_TO BE DONE:_
Your task is to output the data exactly as it stands.

_SUPPLIED DATA:_

------------------------

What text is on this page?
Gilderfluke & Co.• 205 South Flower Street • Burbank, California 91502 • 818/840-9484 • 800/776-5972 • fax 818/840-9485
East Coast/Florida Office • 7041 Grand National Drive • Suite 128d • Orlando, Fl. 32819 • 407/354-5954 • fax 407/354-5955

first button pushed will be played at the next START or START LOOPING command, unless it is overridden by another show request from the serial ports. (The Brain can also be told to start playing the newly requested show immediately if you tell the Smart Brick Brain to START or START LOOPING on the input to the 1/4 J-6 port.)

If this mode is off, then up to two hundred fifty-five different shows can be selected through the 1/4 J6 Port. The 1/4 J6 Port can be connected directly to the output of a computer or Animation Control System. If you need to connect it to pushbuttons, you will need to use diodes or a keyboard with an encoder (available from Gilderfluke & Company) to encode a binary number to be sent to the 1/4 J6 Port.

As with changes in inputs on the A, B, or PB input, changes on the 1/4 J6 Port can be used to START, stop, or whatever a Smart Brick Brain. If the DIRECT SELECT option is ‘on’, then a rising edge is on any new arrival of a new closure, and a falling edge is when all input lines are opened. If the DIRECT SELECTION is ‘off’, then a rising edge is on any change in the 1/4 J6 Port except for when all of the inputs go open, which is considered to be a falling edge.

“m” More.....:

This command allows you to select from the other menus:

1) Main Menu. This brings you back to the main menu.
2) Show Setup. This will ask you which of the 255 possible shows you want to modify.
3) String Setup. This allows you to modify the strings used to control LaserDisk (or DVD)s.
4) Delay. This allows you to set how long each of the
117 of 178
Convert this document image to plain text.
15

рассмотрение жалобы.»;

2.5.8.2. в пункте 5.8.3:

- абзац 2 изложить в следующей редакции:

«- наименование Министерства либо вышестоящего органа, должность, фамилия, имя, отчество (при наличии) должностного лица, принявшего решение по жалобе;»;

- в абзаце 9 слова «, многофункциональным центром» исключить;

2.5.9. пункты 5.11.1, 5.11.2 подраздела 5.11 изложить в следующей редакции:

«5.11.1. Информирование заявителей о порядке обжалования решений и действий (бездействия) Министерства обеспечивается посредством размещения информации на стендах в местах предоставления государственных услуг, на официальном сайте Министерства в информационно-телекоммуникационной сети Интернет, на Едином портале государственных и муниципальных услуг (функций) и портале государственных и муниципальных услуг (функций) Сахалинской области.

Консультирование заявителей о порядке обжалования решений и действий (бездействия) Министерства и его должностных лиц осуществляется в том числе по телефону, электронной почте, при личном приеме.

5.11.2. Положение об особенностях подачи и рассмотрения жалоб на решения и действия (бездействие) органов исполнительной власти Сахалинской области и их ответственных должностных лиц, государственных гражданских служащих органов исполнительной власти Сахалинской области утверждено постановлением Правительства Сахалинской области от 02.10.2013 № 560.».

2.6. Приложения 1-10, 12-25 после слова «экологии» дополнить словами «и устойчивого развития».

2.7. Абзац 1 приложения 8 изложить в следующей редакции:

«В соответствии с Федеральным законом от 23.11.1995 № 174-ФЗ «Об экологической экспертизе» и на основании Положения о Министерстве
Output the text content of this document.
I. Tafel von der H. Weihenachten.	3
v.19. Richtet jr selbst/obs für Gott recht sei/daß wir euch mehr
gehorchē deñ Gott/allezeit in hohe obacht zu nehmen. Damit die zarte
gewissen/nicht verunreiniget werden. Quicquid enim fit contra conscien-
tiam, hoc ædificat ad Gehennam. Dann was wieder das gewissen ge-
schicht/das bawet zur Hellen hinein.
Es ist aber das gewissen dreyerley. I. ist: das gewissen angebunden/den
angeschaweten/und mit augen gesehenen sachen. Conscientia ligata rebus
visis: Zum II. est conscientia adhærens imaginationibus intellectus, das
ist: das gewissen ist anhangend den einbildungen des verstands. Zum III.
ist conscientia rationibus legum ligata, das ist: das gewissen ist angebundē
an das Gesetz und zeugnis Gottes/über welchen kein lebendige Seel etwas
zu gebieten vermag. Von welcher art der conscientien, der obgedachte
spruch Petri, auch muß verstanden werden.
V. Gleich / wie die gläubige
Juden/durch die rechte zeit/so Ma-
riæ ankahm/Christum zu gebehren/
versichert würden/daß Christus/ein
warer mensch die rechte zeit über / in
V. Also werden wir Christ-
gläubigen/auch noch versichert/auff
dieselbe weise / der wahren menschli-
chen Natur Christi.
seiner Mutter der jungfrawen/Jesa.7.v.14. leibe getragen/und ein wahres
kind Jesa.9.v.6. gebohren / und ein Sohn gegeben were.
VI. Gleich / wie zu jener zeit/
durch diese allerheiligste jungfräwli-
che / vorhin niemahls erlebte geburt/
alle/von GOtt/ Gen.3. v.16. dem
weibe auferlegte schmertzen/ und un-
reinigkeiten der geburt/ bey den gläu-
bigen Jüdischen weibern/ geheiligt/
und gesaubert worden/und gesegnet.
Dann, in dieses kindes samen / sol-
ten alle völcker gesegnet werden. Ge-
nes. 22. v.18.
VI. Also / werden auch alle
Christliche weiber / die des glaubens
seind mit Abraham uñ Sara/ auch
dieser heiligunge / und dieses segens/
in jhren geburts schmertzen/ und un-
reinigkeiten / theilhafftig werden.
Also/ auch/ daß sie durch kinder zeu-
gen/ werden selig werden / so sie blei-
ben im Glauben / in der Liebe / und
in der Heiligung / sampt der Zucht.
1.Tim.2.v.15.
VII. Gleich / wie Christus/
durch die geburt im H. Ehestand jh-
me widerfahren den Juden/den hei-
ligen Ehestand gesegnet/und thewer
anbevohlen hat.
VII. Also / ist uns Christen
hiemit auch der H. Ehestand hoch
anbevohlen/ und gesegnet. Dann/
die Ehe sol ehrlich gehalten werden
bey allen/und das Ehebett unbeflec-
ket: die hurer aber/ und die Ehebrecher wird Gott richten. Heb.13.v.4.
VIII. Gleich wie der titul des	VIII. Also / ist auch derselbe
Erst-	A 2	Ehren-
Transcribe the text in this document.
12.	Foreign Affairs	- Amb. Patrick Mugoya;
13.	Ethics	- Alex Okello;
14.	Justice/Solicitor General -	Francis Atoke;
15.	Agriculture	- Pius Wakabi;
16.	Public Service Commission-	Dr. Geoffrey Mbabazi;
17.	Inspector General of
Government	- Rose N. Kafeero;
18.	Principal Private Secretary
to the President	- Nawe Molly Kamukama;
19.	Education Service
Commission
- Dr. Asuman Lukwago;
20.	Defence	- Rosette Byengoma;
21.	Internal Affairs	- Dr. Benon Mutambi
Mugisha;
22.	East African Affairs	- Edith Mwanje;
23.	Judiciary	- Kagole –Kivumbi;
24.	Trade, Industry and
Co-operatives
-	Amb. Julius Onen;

------------------------

_SOLUTION FOR THIS EXERCISE:_
What text is on this page?
Gilderfluke & Co.• 205 South Flower Street • Burbank, California 91502 • 818/840-9484 • 800/776-5972 • fax 818/840-9485
East Coast/Florida Office • 7041 Grand National Drive • Suite 128d • Orlando, Fl. 32819 • 407/354-5954 • fax 407/354-5955

first button pushed will be played at the next START or START LOOPING command, unless it is overridden by another show request from the serial ports. (The Brain can also be told to start playing the newly requested show immediately if you tell the Smart Brick Brain to START or START LOOPING on the input to the 1/4 J-6 port.)

If this mode is off, then up to two hundred fifty-five different shows can be selected through the 1/4 J6 Port. The 1/4 J6 Port can be connected directly to the output of a computer or Animation Control System. If you need to connect it to pushbuttons, you will need to use diodes or a keyboard with an encoder (available from Gilderfluke & Company) to encode a binary number to be sent to the 1/4 J6 Port.

As with changes in inputs on the A, B, or PB input, changes on the 1/4 J6 Port can be used to START, stop, or whatever a Smart Brick Brain. If the DIRECT SELECT option is ‘on’, then a rising edge is on any new arrival of a new closure, and a falling edge is when all input lines are opened. If the DIRECT SELECTION is ‘off’, then a rising edge is on any change in the 1/4 J6 Port except for when all of the inputs go open, which is considered to be a falling edge.

“m” More.....:

This command allows you to select from the other menus:

1) Main Menu. This brings you back to the main menu.
2) Show Setup. This will ask you which of the 255 possible shows you want to modify.
3) String Setup. This allows you to modify the strings used to control LaserDisk (or DVD)s.
4) Delay. This allows you to set how long each of the
117 of 178
Convert this document image to plain text.
15

рассмотрение жалобы.»;

2.5.8.2. в пункте 5.8.3:

- абзац 2 изложить в следующей редакции:

«- наименование Министерства либо вышестоящего органа, должность, фамилия, имя, отчество (при наличии) должностного лица, принявшего решение по жалобе;»;

- в абзаце 9 слова «, многофункциональным центром» исключить;

2.5.9. пункты 5.11.1, 5.11.2 подраздела 5.11 изложить в следующей редакции:

«5.11.1. Информирование заявителей о порядке обжалования решений и действий (бездействия) Министерства обеспечивается посредством размещения информации на стендах в местах предоставления государственных услуг, на официальном сайте Министерства в информационно-телекоммуникационной сети Интернет, на Едином портале государственных и муниципальных услуг (функций) и портале государственных и муниципальных услуг (функций) Сахалинской области.

Консультирование заявителей о порядке обжалования решений и действий (бездействия) Министерства и его должностных лиц осуществляется в том числе по телефону, электронной почте, при личном приеме.

5.11.2. Положение об особенностях подачи и рассмотрения жалоб на решения и действия (бездействие) органов исполнительной власти Сахалинской области и их ответственных должностных лиц, государственных гражданских служащих органов исполнительной власти Сахалинской области утверждено постановлением Правительства Сахалинской области от 02.10.2013 № 560.».

2.6. Приложения 1-10, 12-25 после слова «экологии» дополнить словами «и устойчивого развития».

2.7. Абзац 1 приложения 8 изложить в следующей редакции:

«В соответствии с Федеральным законом от 23.11.1995 № 174-ФЗ «Об экологической экспертизе» и на основании Положения о Министерстве
Output the text content of this document.
I. Tafel von der H. Weihenachten.	3
v.19. Richtet jr selbst/obs für Gott recht sei/daß wir euch mehr
gehorchē deñ Gott/allezeit in hohe obacht zu nehmen. Damit die zarte
gewissen/nicht verunreiniget werden. Quicquid enim fit contra conscien-
tiam, hoc ædificat ad Gehennam. Dann was wieder das gewissen ge-
schicht/das bawet zur Hellen hinein.
Es ist aber das gewissen dreyerley. I. ist: das gewissen angebunden/den
angeschaweten/und mit augen gesehenen sachen. Conscientia ligata rebus
visis: Zum II. est conscientia adhærens imaginationibus intellectus, das
ist: das gewissen ist anhangend den einbildungen des verstands. Zum III.
ist conscientia rationibus legum ligata, das ist: das gewissen ist angebundē
an das Gesetz und zeugnis Gottes/über welchen kein lebendige Seel etwas
zu gebieten vermag. Von welcher art der conscientien, der obgedachte
spruch Petri, auch muß verstanden werden.
V. Gleich / wie die gläubige
Juden/durch die rechte zeit/so Ma-
riæ ankahm/Christum zu gebehren/
versichert würden/daß Christus/ein
warer mensch die rechte zeit über / in
V. Also werden wir Christ-
gläubigen/auch noch versichert/auff
dieselbe weise / der wahren menschli-
chen Natur Christi.
seiner Mutter der jungfrawen/Jesa.7.v.14. leibe getragen/und ein wahres
kind Jesa.9.v.6. gebohren / und ein Sohn gegeben were.
VI. Gleich / wie zu jener zeit/
durch diese allerheiligste jungfräwli-
che / vorhin niemahls erlebte geburt/
alle/von GOtt/ Gen.3. v.16. dem
weibe auferlegte schmertzen/ und un-
reinigkeiten der geburt/ bey den gläu-
bigen Jüdischen weibern/ geheiligt/
und gesaubert worden/und gesegnet.
Dann, in dieses kindes samen / sol-
ten alle völcker gesegnet werden. Ge-
nes. 22. v.18.
VI. Also / werden auch alle
Christliche weiber / die des glaubens
seind mit Abraham uñ Sara/ auch
dieser heiligunge / und dieses segens/
in jhren geburts schmertzen/ und un-
reinigkeiten / theilhafftig werden.
Also/ auch/ daß sie durch kinder zeu-
gen/ werden selig werden / so sie blei-
ben im Glauben / in der Liebe / und
in der Heiligung / sampt der Zucht.
1.Tim.2.v.15.
VII. Gleich / wie Christus/
durch die geburt im H. Ehestand jh-
me widerfahren den Juden/den hei-
ligen Ehestand gesegnet/und thewer
anbevohlen hat.
VII. Also / ist uns Christen
hiemit auch der H. Ehestand hoch
anbevohlen/ und gesegnet. Dann/
die Ehe sol ehrlich gehalten werden
bey allen/und das Ehebett unbeflec-
ket: die hurer aber/ und die Ehebrecher wird Gott richten. Heb.13.v.4.
VIII. Gleich wie der titul des	VIII. Also / ist auch derselbe
Erst-	A 2	Ehren-
Transcribe the text in this document.
12.	Foreign Affairs	- Amb. Patrick Mugoya;
13.	Ethics	- Alex Okello;
14.	Justice/Solicitor General -	Francis Atoke;
15.	Agriculture	- Pius Wakabi;
16.	Public Service Commission-	Dr. Geoffrey Mbabazi;
17.	Inspector General of
Government	- Rose N. Kafeero;
18.	Principal Private Secretary
to the President	- Nawe Molly Kamukama;
19.	Education Service
Commission
- Dr. Asuman Lukwago;
20.	Defence	- Rosette Byengoma;
21.	Internal Affairs	- Dr. Benon Mutambi
Mugisha;
22.	East African Affairs	- Edith Mwanje;
23.	Judiciary	- Kagole –Kivumbi;
24.	Trade, Industry and
Co-operatives
-	Amb. Julius Onen;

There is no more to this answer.